╭─ Recorded data
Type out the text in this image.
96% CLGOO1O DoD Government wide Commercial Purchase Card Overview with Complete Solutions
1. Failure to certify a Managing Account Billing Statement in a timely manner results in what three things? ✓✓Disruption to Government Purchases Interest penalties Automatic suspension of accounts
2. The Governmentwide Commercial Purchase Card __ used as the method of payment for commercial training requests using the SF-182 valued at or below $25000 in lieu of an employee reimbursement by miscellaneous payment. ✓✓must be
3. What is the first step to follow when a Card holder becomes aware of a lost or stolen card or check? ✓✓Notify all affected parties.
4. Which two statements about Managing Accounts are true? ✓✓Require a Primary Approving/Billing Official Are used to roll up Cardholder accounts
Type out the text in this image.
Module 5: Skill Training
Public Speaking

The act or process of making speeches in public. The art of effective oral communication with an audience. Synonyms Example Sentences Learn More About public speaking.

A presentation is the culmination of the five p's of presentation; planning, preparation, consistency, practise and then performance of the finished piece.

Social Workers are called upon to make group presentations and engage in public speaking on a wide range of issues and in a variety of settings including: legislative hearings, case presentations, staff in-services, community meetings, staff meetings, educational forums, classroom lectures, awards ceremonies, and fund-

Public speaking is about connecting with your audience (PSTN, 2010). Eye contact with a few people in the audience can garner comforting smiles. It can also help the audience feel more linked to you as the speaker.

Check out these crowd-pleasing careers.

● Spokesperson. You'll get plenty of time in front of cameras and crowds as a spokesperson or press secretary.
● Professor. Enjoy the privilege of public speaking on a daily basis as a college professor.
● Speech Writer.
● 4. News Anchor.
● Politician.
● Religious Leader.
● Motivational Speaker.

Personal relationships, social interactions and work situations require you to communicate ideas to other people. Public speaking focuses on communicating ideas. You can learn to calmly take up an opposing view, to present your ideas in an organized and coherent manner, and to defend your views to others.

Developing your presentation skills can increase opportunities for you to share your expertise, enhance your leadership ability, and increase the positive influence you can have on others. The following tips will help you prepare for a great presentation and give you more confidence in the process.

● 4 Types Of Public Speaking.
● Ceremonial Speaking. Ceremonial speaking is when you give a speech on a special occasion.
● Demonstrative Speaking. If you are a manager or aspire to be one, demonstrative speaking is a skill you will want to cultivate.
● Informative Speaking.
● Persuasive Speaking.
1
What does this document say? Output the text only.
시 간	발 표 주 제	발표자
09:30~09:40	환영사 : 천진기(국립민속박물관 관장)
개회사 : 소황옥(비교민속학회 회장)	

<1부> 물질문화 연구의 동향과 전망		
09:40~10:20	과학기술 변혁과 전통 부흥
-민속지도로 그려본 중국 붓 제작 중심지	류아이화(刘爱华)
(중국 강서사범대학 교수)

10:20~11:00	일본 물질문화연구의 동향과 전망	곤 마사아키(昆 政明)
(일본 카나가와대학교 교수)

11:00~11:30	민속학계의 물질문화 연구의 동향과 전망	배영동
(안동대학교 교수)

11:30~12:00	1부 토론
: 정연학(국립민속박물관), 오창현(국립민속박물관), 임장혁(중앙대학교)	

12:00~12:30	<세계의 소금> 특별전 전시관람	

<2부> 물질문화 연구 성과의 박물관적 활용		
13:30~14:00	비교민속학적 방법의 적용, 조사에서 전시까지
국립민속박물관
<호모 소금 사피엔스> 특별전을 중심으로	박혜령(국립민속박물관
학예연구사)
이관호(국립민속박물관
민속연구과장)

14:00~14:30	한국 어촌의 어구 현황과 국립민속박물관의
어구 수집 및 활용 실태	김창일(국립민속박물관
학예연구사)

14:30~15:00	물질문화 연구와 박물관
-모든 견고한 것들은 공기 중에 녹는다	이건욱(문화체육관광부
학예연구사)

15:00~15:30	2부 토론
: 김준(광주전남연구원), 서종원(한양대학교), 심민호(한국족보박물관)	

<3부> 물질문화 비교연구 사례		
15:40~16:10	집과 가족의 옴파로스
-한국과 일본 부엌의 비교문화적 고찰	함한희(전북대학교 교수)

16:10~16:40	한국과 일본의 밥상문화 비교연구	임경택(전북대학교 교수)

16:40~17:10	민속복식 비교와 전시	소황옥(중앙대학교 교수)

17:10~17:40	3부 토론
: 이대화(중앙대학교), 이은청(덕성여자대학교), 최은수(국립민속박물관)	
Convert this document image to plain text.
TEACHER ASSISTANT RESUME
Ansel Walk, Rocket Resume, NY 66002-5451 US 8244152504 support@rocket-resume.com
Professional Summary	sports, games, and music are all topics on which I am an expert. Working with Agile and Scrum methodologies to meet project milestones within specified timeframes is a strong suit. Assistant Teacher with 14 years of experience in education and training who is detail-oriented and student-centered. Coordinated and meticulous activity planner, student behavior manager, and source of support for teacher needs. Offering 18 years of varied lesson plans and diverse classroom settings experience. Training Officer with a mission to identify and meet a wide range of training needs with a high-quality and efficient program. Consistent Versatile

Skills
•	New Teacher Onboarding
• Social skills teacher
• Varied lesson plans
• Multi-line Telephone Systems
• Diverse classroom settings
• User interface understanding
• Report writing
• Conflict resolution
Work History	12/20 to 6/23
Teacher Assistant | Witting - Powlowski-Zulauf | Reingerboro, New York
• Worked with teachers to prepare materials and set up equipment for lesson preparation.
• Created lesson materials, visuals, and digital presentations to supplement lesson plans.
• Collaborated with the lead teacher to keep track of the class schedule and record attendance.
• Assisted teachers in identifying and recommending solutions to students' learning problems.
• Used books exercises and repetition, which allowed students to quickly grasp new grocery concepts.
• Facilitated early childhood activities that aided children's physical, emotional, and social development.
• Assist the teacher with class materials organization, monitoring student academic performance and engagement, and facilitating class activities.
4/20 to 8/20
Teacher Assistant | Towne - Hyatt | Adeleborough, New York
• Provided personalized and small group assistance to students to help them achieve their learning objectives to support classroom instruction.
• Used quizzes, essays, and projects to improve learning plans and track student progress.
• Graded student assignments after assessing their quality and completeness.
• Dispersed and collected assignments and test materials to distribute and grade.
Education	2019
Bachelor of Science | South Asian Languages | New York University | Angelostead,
╰─
• Problem statement
Track down every line with the word "process" and copy it.

• Result of this exercise
The act or process of making speeches in public. The art of effective oral communication with an audience. Synonyms Example Sentences Learn More About public speaking.
Developing your presentation skills can increase opportunities for you to share your expertise, enhance your leadership ability, and increase the positive influence you can have on others. The following tips will help you prepare for a great presentation and give you more confidence in the process.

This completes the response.